▶ _WORK REQUIRED_:
Repeat the records below exactly.

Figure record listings
· · · · · · ·
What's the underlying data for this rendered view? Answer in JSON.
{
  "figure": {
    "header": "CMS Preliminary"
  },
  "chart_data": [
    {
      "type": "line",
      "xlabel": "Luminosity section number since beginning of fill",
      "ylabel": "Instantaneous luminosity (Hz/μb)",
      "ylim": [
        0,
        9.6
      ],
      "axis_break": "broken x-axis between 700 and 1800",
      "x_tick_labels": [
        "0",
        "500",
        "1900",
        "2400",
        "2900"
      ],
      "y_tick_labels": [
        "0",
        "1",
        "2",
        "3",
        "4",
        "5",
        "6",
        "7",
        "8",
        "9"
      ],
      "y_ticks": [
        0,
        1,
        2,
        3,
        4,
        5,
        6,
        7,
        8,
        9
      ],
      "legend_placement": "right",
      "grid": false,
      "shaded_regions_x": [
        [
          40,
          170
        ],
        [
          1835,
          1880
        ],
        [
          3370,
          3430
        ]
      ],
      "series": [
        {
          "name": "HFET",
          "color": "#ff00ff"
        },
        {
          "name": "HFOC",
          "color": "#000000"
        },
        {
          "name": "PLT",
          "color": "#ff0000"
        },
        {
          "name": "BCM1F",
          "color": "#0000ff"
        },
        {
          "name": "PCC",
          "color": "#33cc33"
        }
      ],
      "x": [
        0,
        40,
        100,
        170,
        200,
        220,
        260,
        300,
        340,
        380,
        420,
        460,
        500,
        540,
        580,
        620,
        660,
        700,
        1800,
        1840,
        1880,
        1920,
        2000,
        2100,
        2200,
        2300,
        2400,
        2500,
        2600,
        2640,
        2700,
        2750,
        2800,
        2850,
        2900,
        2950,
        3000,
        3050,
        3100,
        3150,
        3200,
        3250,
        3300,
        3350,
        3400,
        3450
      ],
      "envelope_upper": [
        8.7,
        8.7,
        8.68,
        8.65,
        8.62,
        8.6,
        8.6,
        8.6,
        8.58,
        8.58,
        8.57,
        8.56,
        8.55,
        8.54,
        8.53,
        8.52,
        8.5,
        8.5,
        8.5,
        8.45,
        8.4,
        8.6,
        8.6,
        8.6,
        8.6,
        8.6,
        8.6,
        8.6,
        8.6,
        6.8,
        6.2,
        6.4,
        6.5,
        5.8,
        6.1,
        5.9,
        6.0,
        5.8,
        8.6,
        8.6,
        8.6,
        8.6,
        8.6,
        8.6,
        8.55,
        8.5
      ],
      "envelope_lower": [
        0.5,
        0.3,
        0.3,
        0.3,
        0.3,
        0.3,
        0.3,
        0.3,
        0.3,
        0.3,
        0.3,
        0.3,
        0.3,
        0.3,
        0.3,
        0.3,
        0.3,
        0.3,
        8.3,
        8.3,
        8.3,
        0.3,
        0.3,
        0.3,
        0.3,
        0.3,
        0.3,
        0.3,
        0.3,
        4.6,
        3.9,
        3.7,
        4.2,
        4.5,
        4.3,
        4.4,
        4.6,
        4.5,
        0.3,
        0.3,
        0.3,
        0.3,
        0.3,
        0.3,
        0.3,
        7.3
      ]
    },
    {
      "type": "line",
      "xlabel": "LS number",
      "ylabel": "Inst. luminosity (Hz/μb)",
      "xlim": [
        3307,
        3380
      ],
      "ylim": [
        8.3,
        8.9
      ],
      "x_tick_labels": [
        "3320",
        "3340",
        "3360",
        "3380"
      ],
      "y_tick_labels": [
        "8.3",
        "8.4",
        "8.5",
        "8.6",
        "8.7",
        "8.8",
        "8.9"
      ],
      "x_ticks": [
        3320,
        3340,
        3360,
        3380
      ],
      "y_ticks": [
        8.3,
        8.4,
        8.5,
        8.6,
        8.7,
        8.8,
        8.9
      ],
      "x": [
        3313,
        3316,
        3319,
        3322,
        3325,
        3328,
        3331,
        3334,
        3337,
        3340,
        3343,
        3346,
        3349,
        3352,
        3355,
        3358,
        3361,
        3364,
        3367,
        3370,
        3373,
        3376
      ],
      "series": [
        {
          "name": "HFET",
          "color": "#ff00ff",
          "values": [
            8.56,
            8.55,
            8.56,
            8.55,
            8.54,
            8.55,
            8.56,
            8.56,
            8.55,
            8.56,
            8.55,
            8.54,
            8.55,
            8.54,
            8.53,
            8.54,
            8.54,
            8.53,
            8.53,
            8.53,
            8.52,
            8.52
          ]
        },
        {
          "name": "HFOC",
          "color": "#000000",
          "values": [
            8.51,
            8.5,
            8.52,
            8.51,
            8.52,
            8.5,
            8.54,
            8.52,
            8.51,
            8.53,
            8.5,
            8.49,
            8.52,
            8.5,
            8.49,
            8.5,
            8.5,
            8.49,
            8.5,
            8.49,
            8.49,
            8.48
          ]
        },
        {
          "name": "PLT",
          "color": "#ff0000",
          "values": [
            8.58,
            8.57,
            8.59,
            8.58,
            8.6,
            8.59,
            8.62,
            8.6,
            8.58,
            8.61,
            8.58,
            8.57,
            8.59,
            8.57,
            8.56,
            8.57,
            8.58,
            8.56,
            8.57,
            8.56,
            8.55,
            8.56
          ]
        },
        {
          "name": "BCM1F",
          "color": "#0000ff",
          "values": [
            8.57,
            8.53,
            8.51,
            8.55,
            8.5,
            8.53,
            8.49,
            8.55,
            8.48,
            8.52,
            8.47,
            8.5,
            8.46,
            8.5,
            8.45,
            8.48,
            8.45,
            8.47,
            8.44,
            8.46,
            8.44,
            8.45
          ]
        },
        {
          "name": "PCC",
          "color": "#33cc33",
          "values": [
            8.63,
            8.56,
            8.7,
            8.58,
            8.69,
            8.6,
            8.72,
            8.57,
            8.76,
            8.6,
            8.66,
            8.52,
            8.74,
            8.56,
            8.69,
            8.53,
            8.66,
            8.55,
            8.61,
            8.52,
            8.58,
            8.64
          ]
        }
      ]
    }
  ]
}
· · · · · · ·
▶ _WORKED ANSWER_:
What's the underlying data for this rendered view? Answer in JSON.
{
  "figure": {
    "header": "CMS Preliminary"
  },
  "chart_data": [
    {
      "type": "line",
      "xlabel": "Luminosity section number since beginning of fill",
      "ylabel": "Instantaneous luminosity (Hz/μb)",
      "ylim": [
        0,
        9.6
      ],
      "axis_break": "broken x-axis between 700 and 1800",
      "x_tick_labels": [
        "0",
        "500",
        "1900",
        "2400",
        "2900"
      ],
      "y_tick_labels": [
        "0",
        "1",
        "2",
        "3",
        "4",
        "5",
        "6",
        "7",
        "8",
        "9"
      ],
      "y_ticks": [
        0,
        1,
        2,
        3,
        4,
        5,
        6,
        7,
        8,
        9
      ],
      "legend_placement": "right",
      "grid": false,
      "shaded_regions_x": [
        [
          40,
          170
        ],
        [
          1835,
          1880
        ],
        [
          3370,
          3430
        ]
      ],
      "series": [
        {
          "name": "HFET",
          "color": "#ff00ff"
        },
        {
          "name": "HFOC",
          "color": "#000000"
        },
        {
          "name": "PLT",
          "color": "#ff0000"
        },
        {
          "name": "BCM1F",
          "color": "#0000ff"
        },
        {
          "name": "PCC",
          "color": "#33cc33"
        }
      ],
      "x": [
        0,
        40,
        100,
        170,
        200,
        220,
        260,
        300,
        340,
        380,
        420,
        460,
        500,
        540,
        580,
        620,
        660,
        700,
        1800,
        1840,
        1880,
        1920,
        2000,
        2100,
        2200,
        2300,
        2400,
        2500,
        2600,
        2640,
        2700,
        2750,
        2800,
        2850,
        2900,
        2950,
        3000,
        3050,
        3100,
        3150,
        3200,
        3250,
        3300,
        3350,
        3400,
        3450
      ],
      "envelope_upper": [
        8.7,
        8.7,
        8.68,
        8.65,
        8.62,
        8.6,
        8.6,
        8.6,
        8.58,
        8.58,
        8.57,
        8.56,
        8.55,
        8.54,
        8.53,
        8.52,
        8.5,
        8.5,
        8.5,
        8.45,
        8.4,
        8.6,
        8.6,
        8.6,
        8.6,
        8.6,
        8.6,
        8.6,
        8.6,
        6.8,
        6.2,
        6.4,
        6.5,
        5.8,
        6.1,
        5.9,
        6.0,
        5.8,
        8.6,
        8.6,
        8.6,
        8.6,
        8.6,
        8.6,
        8.55,
        8.5
      ],
      "envelope_lower": [
        0.5,
        0.3,
        0.3,
        0.3,
        0.3,
        0.3,
        0.3,
        0.3,
        0.3,
        0.3,
        0.3,
        0.3,
        0.3,
        0.3,
        0.3,
        0.3,
        0.3,
        0.3,
        8.3,
        8.3,
        8.3,
        0.3,
        0.3,
        0.3,
        0.3,
        0.3,
        0.3,
        0.3,
        0.3,
        4.6,
        3.9,
        3.7,
        4.2,
        4.5,
        4.3,
        4.4,
        4.6,
        4.5,
        0.3,
        0.3,
        0.3,
        0.3,
        0.3,
        0.3,
        0.3,
        7.3
      ]
    },
    {
      "type": "line",
      "xlabel": "LS number",
      "ylabel": "Inst. luminosity (Hz/μb)",
      "xlim": [
        3307,
        3380
      ],
      "ylim": [
        8.3,
        8.9
      ],
      "x_tick_labels": [
        "3320",
        "3340",
        "3360",
        "3380"
      ],
      "y_tick_labels": [
        "8.3",
        "8.4",
        "8.5",
        "8.6",
        "8.7",
        "8.8",
        "8.9"
      ],
      "x_ticks": [
        3320,
        3340,
        3360,
        3380
      ],
      "y_ticks": [
        8.3,
        8.4,
        8.5,
        8.6,
        8.7,
        8.8,
        8.9
      ],
      "x": [
        3313,
        3316,
        3319,
        3322,
        3325,
        3328,
        3331,
        3334,
        3337,
        3340,
        3343,
        3346,
        3349,
        3352,
        3355,
        3358,
        3361,
        3364,
        3367,
        3370,
        3373,
        3376
      ],
      "series": [
        {
          "name": "HFET",
          "color": "#ff00ff",
          "values": [
            8.56,
            8.55,
            8.56,
            8.55,
            8.54,
            8.55,
            8.56,
            8.56,
            8.55,
            8.56,
            8.55,
            8.54,
            8.55,
            8.54,
            8.53,
            8.54,
            8.54,
            8.53,
            8.53,
            8.53,
            8.52,
            8.52
          ]
        },
        {
          "name": "HFOC",
          "color": "#000000",
          "values": [
            8.51,
            8.5,
            8.52,
            8.51,
            8.52,
            8.5,
            8.54,
            8.52,
            8.51,
            8.53,
            8.5,
            8.49,
            8.52,
            8.5,
            8.49,
            8.5,
            8.5,
            8.49,
            8.5,
            8.49,
            8.49,
            8.48
          ]
        },
        {
          "name": "PLT",
          "color": "#ff0000",
          "values": [
            8.58,
            8.57,
            8.59,
            8.58,
            8.6,
            8.59,
            8.62,
            8.6,
            8.58,
            8.61,
            8.58,
            8.57,
            8.59,
            8.57,
            8.56,
            8.57,
            8.58,
            8.56,
            8.57,
            8.56,
            8.55,
            8.56
          ]
        },
        {
          "name": "BCM1F",
          "color": "#0000ff",
          "values": [
            8.57,
            8.53,
            8.51,
            8.55,
            8.5,
            8.53,
            8.49,
            8.55,
            8.48,
            8.52,
            8.47,
            8.5,
            8.46,
            8.5,
            8.45,
            8.48,
            8.45,
            8.47,
            8.44,
            8.46,
            8.44,
            8.45
          ]
        },
        {
          "name": "PCC",
          "color": "#33cc33",
          "values": [
            8.63,
            8.56,
            8.7,
            8.58,
            8.69,
            8.6,
            8.72,
            8.57,
            8.76,
            8.6,
            8.66,
            8.52,
            8.74,
            8.56,
            8.69,
            8.53,
            8.66,
            8.55,
            8.61,
            8.52,
            8.58,
            8.64
          ]
        }
      ]
    }
  ]
}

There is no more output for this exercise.